Document page records:
┌──
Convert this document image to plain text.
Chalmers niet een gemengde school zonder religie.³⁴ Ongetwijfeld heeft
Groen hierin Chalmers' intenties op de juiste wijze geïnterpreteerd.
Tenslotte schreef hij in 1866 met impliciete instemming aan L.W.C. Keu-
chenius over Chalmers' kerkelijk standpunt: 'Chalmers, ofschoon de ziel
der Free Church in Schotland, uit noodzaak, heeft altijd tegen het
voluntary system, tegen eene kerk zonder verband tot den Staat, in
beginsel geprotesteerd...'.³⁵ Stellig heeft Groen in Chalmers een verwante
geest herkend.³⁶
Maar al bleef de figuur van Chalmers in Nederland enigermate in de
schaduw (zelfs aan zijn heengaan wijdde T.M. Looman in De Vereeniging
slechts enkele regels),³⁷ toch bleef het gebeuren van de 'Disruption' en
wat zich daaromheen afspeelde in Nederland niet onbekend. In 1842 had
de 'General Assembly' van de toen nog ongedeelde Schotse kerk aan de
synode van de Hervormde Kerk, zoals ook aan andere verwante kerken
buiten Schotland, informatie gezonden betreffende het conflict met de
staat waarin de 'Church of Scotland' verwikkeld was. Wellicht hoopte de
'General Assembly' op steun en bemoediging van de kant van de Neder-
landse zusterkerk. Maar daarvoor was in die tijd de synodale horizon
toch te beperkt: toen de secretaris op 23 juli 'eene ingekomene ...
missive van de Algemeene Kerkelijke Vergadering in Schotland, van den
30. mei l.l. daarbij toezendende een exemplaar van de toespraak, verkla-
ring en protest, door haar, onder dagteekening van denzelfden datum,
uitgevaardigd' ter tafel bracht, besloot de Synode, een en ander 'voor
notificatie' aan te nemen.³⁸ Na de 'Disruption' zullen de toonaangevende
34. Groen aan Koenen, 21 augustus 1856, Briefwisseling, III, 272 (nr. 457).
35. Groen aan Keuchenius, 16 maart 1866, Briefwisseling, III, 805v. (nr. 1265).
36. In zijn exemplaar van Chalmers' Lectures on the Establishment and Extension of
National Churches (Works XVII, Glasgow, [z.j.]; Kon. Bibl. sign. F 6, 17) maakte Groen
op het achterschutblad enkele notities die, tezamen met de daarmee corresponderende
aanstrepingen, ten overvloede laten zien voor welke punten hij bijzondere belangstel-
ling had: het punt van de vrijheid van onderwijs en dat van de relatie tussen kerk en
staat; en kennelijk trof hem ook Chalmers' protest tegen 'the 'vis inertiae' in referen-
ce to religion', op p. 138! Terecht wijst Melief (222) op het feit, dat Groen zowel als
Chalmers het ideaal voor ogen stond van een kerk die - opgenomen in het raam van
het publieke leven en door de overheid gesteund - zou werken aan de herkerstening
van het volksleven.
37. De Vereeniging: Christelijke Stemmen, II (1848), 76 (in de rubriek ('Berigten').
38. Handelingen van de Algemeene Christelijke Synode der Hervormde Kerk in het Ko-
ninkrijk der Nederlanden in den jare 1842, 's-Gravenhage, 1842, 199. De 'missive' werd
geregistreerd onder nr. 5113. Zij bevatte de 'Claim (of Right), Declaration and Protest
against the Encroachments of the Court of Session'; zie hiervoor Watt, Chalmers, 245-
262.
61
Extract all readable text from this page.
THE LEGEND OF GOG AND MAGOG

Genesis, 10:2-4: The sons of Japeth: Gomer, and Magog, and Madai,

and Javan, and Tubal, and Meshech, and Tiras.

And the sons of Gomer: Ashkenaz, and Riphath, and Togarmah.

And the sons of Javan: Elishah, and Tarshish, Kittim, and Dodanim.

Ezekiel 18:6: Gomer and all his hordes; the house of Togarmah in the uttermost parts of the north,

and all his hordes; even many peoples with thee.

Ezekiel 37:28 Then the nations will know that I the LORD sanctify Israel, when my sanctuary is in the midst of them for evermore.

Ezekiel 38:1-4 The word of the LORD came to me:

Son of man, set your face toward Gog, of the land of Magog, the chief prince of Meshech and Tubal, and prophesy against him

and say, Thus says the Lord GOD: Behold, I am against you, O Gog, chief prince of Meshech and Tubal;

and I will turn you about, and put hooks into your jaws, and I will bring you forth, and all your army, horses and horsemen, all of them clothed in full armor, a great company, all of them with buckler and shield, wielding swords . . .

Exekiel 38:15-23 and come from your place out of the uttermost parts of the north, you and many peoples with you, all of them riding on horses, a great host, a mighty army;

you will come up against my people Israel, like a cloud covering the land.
└──
The required response is a complete, exact copy of the records.

Convert this document image to plain text.
Chalmers niet een gemengde school zonder religie.³⁴ Ongetwijfeld heeft
Groen hierin Chalmers' intenties op de juiste wijze geïnterpreteerd.
Tenslotte schreef hij in 1866 met impliciete instemming aan L.W.C. Keu-
chenius over Chalmers' kerkelijk standpunt: 'Chalmers, ofschoon de ziel
der Free Church in Schotland, uit noodzaak, heeft altijd tegen het
voluntary system, tegen eene kerk zonder verband tot den Staat, in
beginsel geprotesteerd...'.³⁵ Stellig heeft Groen in Chalmers een verwante
geest herkend.³⁶
Maar al bleef de figuur van Chalmers in Nederland enigermate in de
schaduw (zelfs aan zijn heengaan wijdde T.M. Looman in De Vereeniging
slechts enkele regels),³⁷ toch bleef het gebeuren van de 'Disruption' en
wat zich daaromheen afspeelde in Nederland niet onbekend. In 1842 had
de 'General Assembly' van de toen nog ongedeelde Schotse kerk aan de
synode van de Hervormde Kerk, zoals ook aan andere verwante kerken
buiten Schotland, informatie gezonden betreffende het conflict met de
staat waarin de 'Church of Scotland' verwikkeld was. Wellicht hoopte de
'General Assembly' op steun en bemoediging van de kant van de Neder-
landse zusterkerk. Maar daarvoor was in die tijd de synodale horizon
toch te beperkt: toen de secretaris op 23 juli 'eene ingekomene ...
missive van de Algemeene Kerkelijke Vergadering in Schotland, van den
30. mei l.l. daarbij toezendende een exemplaar van de toespraak, verkla-
ring en protest, door haar, onder dagteekening van denzelfden datum,
uitgevaardigd' ter tafel bracht, besloot de Synode, een en ander 'voor
notificatie' aan te nemen.³⁸ Na de 'Disruption' zullen de toonaangevende
34. Groen aan Koenen, 21 augustus 1856, Briefwisseling, III, 272 (nr. 457).
35. Groen aan Keuchenius, 16 maart 1866, Briefwisseling, III, 805v. (nr. 1265).
36. In zijn exemplaar van Chalmers' Lectures on the Establishment and Extension of
National Churches (Works XVII, Glasgow, [z.j.]; Kon. Bibl. sign. F 6, 17) maakte Groen
op het achterschutblad enkele notities die, tezamen met de daarmee corresponderende
aanstrepingen, ten overvloede laten zien voor welke punten hij bijzondere belangstel-
ling had: het punt van de vrijheid van onderwijs en dat van de relatie tussen kerk en
staat; en kennelijk trof hem ook Chalmers' protest tegen 'the 'vis inertiae' in referen-
ce to religion', op p. 138! Terecht wijst Melief (222) op het feit, dat Groen zowel als
Chalmers het ideaal voor ogen stond van een kerk die - opgenomen in het raam van
het publieke leven en door de overheid gesteund - zou werken aan de herkerstening
van het volksleven.
37. De Vereeniging: Christelijke Stemmen, II (1848), 76 (in de rubriek ('Berigten').
38. Handelingen van de Algemeene Christelijke Synode der Hervormde Kerk in het Ko-
ninkrijk der Nederlanden in den jare 1842, 's-Gravenhage, 1842, 199. De 'missive' werd
geregistreerd onder nr. 5113. Zij bevatte de 'Claim (of Right), Declaration and Protest
against the Encroachments of the Court of Session'; zie hiervoor Watt, Chalmers, 245-
262.
61
Extract all readable text from this page.
THE LEGEND OF GOG AND MAGOG

Genesis, 10:2-4: The sons of Japeth: Gomer, and Magog, and Madai,

and Javan, and Tubal, and Meshech, and Tiras.

And the sons of Gomer: Ashkenaz, and Riphath, and Togarmah.

And the sons of Javan: Elishah, and Tarshish, Kittim, and Dodanim.

Ezekiel 18:6: Gomer and all his hordes; the house of Togarmah in the uttermost parts of the north,

and all his hordes; even many peoples with thee.

Ezekiel 37:28 Then the nations will know that I the LORD sanctify Israel, when my sanctuary is in the midst of them for evermore.

Ezekiel 38:1-4 The word of the LORD came to me:

Son of man, set your face toward Gog, of the land of Magog, the chief prince of Meshech and Tubal, and prophesy against him

and say, Thus says the Lord GOD: Behold, I am against you, O Gog, chief prince of Meshech and Tubal;

and I will turn you about, and put hooks into your jaws, and I will bring you forth, and all your army, horses and horsemen, all of them clothed in full armor, a great company, all of them with buckler and shield, wielding swords . . .

Exekiel 38:15-23 and come from your place out of the uttermost parts of the north, you and many peoples with you, all of them riding on horses, a great host, a mighty army;

you will come up against my people Israel, like a cloud covering the land.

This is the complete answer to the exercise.